_Your goal_
Note each line of the listing that contains the string "lines", and copy it.

[Data entries]
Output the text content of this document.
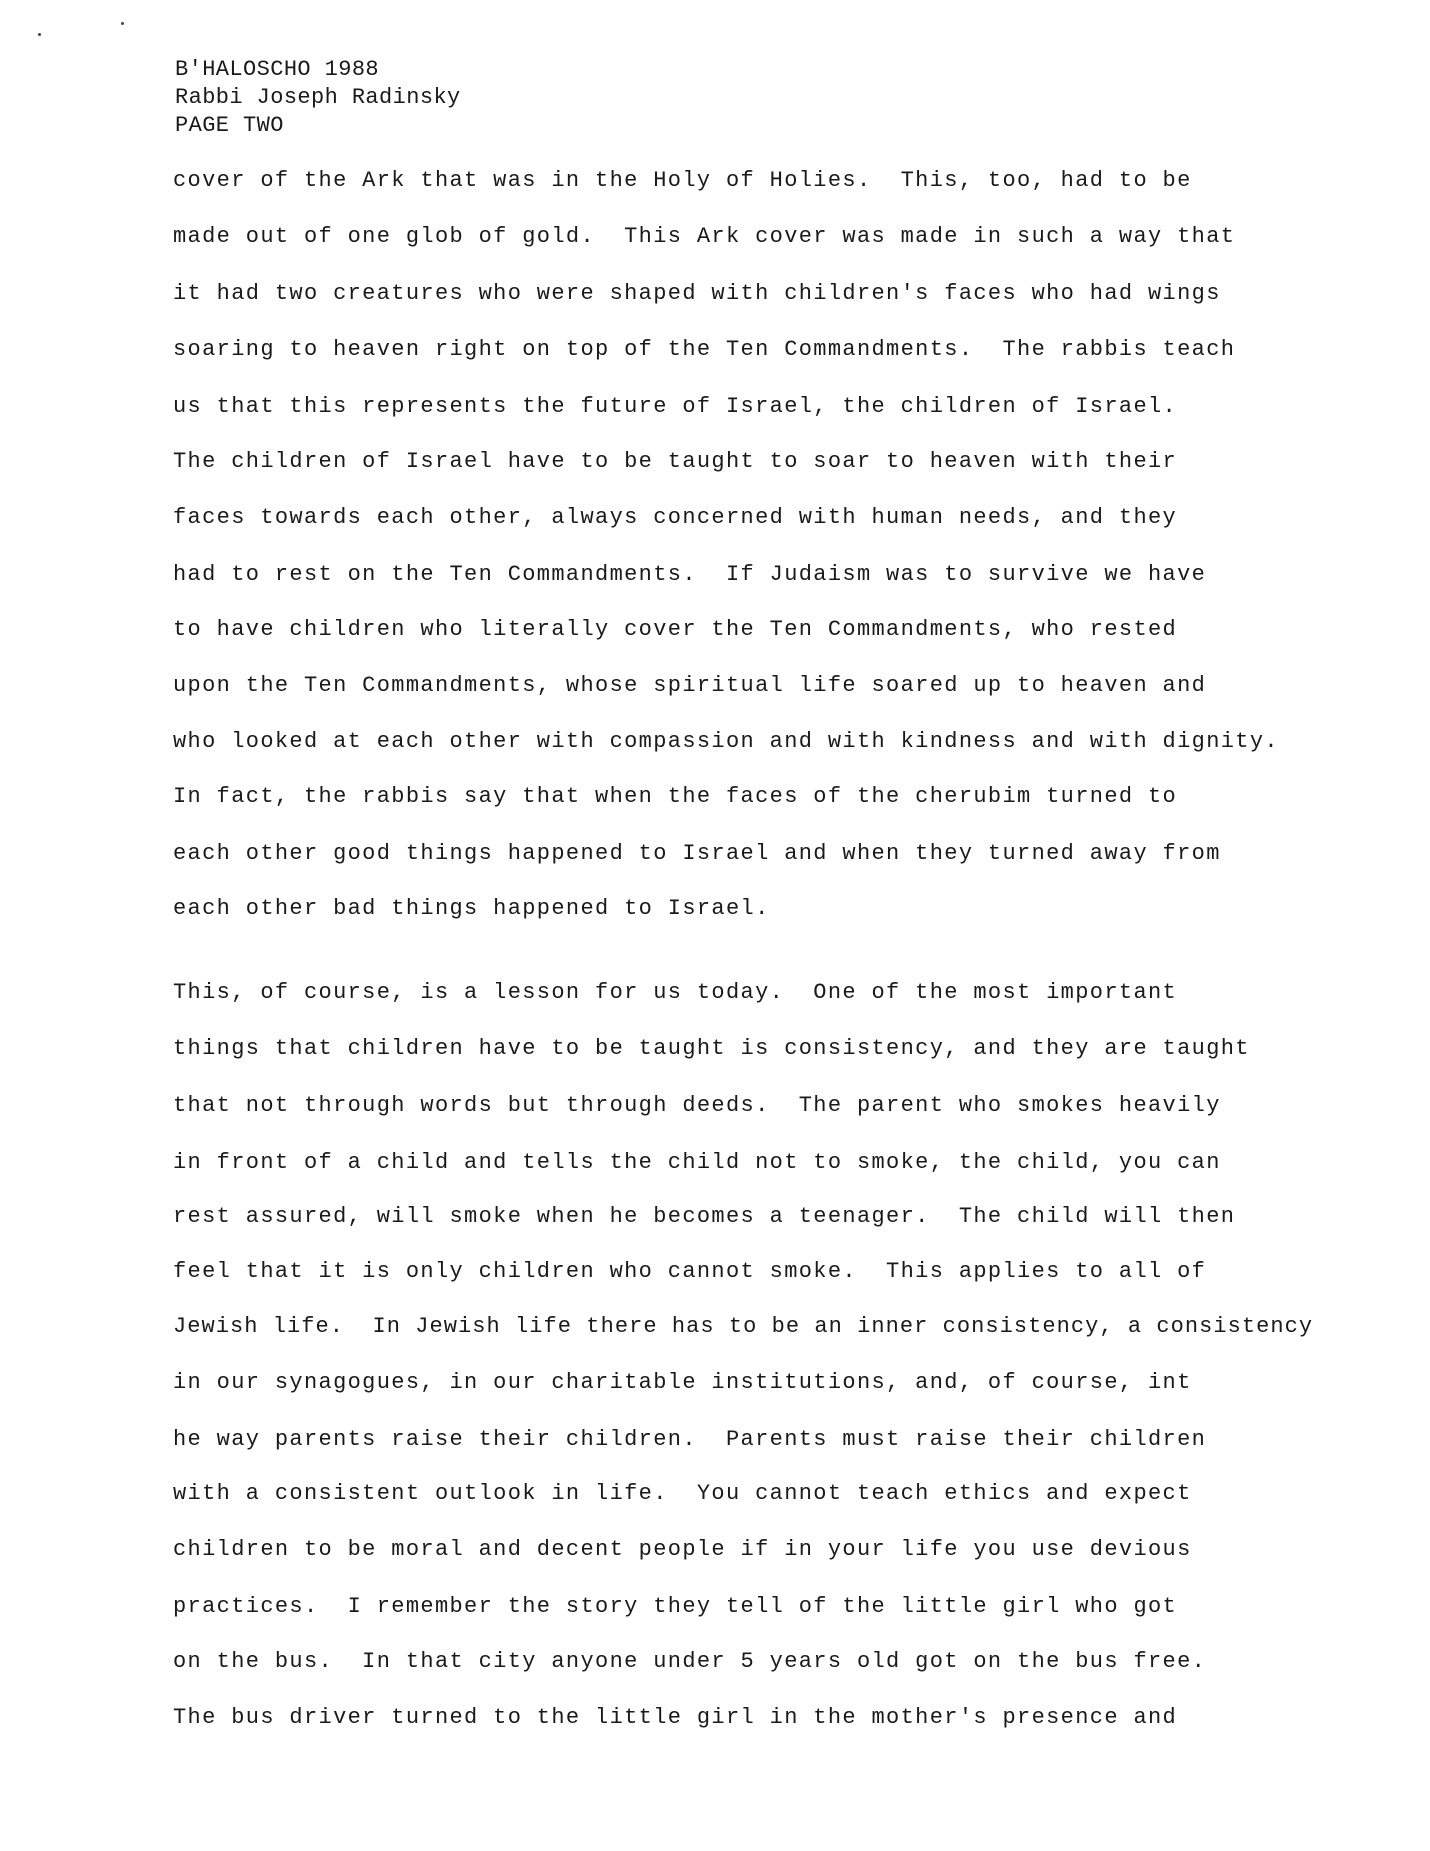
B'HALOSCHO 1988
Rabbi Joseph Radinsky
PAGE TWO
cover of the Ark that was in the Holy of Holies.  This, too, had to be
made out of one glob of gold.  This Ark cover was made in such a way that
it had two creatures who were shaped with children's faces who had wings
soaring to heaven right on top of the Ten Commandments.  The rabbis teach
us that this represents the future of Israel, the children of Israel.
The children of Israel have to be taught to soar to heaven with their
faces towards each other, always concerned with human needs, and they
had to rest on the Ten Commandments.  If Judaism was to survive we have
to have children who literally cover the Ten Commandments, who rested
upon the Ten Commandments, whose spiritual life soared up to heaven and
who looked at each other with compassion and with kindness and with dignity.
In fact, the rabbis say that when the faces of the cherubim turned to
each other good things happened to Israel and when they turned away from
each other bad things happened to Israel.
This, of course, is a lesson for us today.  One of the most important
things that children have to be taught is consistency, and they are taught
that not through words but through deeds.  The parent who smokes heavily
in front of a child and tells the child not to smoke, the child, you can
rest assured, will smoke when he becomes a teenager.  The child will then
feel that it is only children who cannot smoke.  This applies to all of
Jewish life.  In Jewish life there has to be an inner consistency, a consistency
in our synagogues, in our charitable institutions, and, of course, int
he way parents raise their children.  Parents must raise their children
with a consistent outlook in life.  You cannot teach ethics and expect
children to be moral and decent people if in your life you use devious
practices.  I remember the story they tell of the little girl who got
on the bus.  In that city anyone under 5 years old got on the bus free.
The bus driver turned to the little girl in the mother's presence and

---

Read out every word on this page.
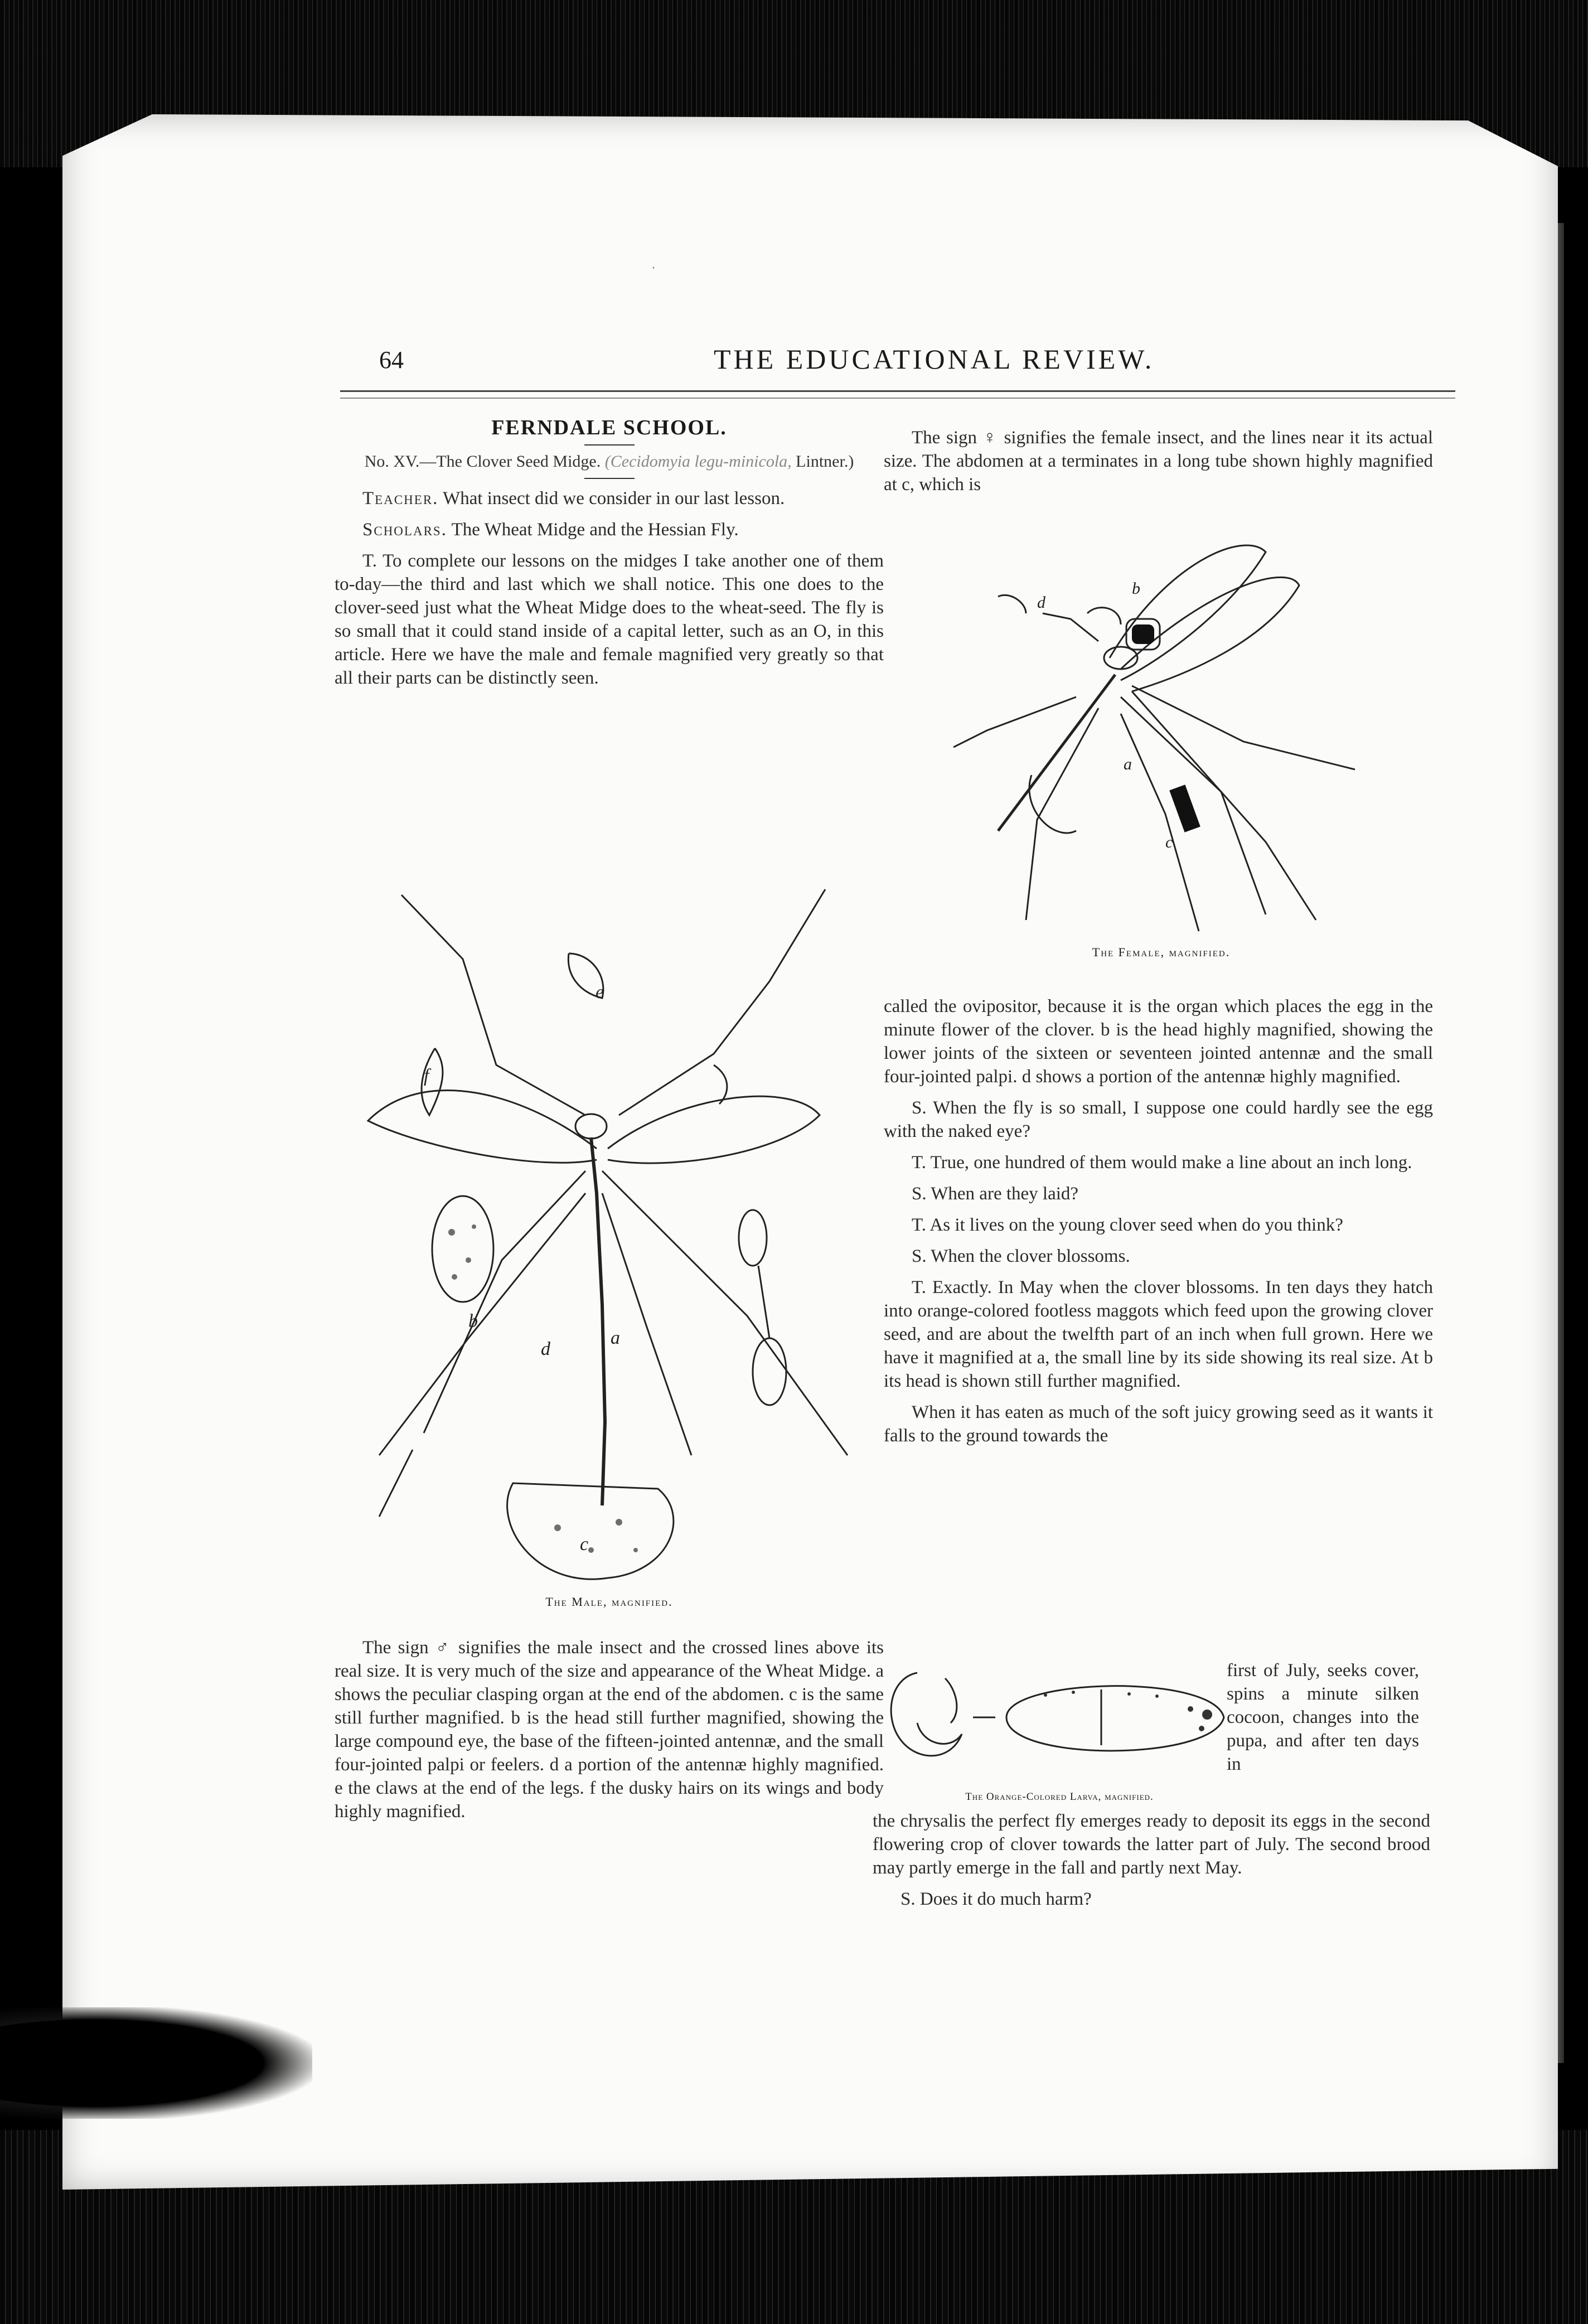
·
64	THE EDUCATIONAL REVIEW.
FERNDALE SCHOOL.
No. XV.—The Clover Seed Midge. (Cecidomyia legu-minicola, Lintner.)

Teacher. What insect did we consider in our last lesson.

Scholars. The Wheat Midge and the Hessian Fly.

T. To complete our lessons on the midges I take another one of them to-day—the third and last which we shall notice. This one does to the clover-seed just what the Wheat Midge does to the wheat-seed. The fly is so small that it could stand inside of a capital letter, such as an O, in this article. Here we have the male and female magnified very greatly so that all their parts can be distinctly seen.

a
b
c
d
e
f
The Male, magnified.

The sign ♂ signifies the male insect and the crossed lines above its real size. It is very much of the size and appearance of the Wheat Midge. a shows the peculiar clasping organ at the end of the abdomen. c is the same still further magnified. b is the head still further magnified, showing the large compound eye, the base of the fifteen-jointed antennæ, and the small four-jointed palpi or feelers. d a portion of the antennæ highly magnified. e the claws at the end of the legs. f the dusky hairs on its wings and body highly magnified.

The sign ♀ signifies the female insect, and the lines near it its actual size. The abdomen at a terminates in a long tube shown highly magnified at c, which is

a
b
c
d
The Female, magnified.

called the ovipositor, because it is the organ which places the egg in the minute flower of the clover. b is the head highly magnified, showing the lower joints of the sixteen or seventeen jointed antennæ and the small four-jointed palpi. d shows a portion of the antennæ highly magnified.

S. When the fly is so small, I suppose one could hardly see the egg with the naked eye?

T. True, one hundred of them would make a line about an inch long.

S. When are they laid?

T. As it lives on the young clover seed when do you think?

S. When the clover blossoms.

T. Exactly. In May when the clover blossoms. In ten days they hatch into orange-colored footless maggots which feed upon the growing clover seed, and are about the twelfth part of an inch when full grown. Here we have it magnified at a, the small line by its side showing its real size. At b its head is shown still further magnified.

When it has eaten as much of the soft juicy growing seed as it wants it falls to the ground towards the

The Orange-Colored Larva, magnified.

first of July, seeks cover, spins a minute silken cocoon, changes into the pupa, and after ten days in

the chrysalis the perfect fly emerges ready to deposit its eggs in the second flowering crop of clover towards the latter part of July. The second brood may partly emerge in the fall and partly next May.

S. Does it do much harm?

==

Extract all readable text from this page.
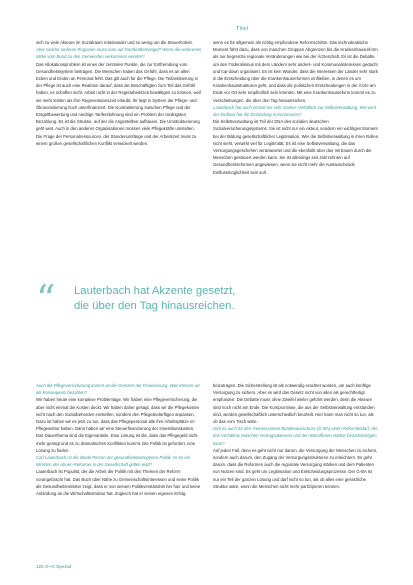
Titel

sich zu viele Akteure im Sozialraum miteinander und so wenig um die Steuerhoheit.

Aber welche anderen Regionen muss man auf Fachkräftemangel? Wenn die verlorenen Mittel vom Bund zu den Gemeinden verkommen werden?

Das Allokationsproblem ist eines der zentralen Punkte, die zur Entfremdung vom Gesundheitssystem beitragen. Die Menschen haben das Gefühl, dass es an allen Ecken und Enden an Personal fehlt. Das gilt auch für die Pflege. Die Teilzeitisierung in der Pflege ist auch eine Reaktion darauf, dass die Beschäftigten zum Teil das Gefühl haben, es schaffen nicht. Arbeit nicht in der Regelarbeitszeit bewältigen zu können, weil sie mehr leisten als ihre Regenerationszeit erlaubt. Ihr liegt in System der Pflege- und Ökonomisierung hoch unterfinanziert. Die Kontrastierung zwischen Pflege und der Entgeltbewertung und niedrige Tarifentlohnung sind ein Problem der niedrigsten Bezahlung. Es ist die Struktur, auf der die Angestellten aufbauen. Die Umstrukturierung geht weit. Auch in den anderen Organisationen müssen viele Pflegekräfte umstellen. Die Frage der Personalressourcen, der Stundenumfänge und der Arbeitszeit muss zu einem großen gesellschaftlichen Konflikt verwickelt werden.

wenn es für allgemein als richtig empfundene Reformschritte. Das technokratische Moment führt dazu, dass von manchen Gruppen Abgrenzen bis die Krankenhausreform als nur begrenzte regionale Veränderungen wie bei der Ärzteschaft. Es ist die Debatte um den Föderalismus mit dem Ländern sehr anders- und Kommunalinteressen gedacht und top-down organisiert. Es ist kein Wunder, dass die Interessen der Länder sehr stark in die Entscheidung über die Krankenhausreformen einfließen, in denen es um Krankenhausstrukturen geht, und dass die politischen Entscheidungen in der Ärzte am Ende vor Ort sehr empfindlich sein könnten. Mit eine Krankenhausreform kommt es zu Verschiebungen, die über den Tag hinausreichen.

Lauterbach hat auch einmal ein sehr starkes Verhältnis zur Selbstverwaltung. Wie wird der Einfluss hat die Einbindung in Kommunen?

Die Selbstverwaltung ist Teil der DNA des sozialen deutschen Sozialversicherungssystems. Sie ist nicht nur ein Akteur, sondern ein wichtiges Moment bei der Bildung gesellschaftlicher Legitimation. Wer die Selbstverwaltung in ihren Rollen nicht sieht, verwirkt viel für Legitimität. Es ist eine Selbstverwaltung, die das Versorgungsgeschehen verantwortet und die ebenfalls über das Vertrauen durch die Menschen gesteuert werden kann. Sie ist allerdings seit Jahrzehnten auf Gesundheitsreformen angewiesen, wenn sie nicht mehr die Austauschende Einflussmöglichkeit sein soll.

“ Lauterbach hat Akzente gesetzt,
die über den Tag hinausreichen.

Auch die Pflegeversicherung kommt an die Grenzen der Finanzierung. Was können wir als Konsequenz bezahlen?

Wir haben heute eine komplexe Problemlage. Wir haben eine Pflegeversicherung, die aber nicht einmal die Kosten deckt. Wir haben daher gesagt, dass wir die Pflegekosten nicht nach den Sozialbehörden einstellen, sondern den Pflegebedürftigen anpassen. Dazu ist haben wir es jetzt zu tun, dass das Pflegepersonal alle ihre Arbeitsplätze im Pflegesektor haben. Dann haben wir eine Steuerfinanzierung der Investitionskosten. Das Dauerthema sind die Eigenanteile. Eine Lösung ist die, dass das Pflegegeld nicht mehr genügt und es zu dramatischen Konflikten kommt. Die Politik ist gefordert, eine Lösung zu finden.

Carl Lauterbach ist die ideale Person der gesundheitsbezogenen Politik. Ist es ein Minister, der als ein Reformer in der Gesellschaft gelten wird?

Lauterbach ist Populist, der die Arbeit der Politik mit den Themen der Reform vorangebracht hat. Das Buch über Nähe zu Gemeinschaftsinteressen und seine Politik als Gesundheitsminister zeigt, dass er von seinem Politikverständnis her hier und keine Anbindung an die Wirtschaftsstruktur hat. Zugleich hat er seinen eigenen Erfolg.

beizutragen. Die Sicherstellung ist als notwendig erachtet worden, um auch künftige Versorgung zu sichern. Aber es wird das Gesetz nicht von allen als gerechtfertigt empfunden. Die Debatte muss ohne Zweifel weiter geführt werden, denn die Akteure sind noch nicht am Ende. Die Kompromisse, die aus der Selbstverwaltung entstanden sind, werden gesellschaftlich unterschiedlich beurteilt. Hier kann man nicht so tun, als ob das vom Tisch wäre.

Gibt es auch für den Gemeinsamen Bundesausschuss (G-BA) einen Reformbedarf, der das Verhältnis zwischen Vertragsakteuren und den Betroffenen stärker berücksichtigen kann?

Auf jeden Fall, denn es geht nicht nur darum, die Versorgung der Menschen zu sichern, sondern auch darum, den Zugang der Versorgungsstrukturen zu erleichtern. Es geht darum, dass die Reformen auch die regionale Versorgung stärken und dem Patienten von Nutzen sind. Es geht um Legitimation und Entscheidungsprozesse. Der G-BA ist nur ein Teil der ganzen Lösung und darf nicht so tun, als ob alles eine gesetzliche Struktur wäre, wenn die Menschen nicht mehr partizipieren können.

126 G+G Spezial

_Finished exercise_
The sign ♂ signifies the male insect and the crossed lines above its real size. It is very much of the size and appearance of the Wheat Midge. a shows the peculiar clasping organ at the end of the abdomen. c is the same still further magnified. b is the head still further magnified, showing the large compound eye, the base of the fifteen-jointed antennæ, and the small four-jointed palpi or feelers. d a portion of the antennæ highly magnified. e the claws at the end of the legs. f the dusky hairs on its wings and body highly magnified.
The sign ♀ signifies the female insect, and the lines near it its actual size. The abdomen at a terminates in a long tube shown highly magnified at c, which is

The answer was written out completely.